STATED TASK
What is the number of lines in the entries below that include the word "Spulenstreufeld"? Provide the number only.

THE INPUT

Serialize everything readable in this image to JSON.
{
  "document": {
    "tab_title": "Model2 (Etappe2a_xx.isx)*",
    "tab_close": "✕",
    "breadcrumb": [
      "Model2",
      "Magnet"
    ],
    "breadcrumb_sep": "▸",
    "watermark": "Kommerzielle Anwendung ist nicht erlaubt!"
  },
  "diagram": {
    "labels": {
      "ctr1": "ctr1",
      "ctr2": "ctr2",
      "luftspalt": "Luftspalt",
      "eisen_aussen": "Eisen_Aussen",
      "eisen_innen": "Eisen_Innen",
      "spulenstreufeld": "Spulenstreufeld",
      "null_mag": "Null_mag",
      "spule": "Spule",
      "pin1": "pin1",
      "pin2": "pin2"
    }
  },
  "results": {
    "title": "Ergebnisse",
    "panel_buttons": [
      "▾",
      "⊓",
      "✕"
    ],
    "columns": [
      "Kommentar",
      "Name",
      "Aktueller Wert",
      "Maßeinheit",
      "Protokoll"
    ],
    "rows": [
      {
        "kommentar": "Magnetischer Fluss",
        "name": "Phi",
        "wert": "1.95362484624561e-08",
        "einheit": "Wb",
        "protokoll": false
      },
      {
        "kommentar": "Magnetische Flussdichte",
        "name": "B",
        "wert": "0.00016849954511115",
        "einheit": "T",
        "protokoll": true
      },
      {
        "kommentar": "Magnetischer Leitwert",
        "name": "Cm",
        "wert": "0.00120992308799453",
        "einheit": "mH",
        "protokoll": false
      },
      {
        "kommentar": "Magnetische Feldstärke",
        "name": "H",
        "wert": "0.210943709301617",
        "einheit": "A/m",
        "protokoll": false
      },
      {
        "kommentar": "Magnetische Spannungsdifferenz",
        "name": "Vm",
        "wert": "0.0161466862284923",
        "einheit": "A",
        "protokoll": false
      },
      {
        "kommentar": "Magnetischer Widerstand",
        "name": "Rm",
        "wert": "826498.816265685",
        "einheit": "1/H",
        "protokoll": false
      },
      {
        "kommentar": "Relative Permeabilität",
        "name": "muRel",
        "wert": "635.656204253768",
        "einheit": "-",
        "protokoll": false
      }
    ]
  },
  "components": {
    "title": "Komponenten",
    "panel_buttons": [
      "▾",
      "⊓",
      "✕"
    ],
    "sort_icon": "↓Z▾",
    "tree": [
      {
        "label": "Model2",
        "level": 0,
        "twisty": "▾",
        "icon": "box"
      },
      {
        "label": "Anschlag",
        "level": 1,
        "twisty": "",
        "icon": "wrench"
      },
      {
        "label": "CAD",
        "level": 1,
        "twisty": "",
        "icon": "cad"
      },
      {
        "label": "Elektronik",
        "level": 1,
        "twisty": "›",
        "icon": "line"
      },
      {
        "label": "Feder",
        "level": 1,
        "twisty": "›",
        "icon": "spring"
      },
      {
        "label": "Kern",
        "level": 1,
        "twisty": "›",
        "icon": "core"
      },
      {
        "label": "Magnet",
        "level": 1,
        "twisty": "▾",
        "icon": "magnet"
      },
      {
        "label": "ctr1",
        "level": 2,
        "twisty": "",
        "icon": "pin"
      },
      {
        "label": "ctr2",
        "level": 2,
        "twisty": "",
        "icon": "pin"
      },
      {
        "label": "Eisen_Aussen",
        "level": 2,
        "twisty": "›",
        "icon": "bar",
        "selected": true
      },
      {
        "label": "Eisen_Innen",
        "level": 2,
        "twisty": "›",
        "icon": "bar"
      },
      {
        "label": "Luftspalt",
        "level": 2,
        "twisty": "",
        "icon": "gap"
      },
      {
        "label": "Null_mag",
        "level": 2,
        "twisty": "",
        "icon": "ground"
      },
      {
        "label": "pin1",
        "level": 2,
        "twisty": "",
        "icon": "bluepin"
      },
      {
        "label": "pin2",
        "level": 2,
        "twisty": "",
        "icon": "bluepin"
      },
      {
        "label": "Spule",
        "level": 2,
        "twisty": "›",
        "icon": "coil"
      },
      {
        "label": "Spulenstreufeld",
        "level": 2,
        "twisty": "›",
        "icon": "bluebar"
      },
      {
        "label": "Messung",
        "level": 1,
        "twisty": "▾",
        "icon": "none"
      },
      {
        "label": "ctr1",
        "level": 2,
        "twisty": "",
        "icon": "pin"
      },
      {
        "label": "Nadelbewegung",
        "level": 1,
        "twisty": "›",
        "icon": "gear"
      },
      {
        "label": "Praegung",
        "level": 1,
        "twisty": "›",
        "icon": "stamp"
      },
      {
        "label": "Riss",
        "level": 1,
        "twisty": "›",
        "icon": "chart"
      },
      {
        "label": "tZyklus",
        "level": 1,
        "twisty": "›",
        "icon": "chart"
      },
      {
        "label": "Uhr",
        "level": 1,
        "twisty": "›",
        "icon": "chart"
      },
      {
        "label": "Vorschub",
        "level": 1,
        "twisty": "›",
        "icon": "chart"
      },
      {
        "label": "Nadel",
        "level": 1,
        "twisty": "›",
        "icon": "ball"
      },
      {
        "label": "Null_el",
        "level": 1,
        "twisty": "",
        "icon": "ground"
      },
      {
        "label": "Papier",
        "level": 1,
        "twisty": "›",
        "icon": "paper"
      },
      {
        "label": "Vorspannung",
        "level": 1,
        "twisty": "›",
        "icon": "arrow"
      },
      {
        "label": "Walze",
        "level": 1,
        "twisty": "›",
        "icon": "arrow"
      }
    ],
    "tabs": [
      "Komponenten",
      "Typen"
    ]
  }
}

CORRECT ANSWER
2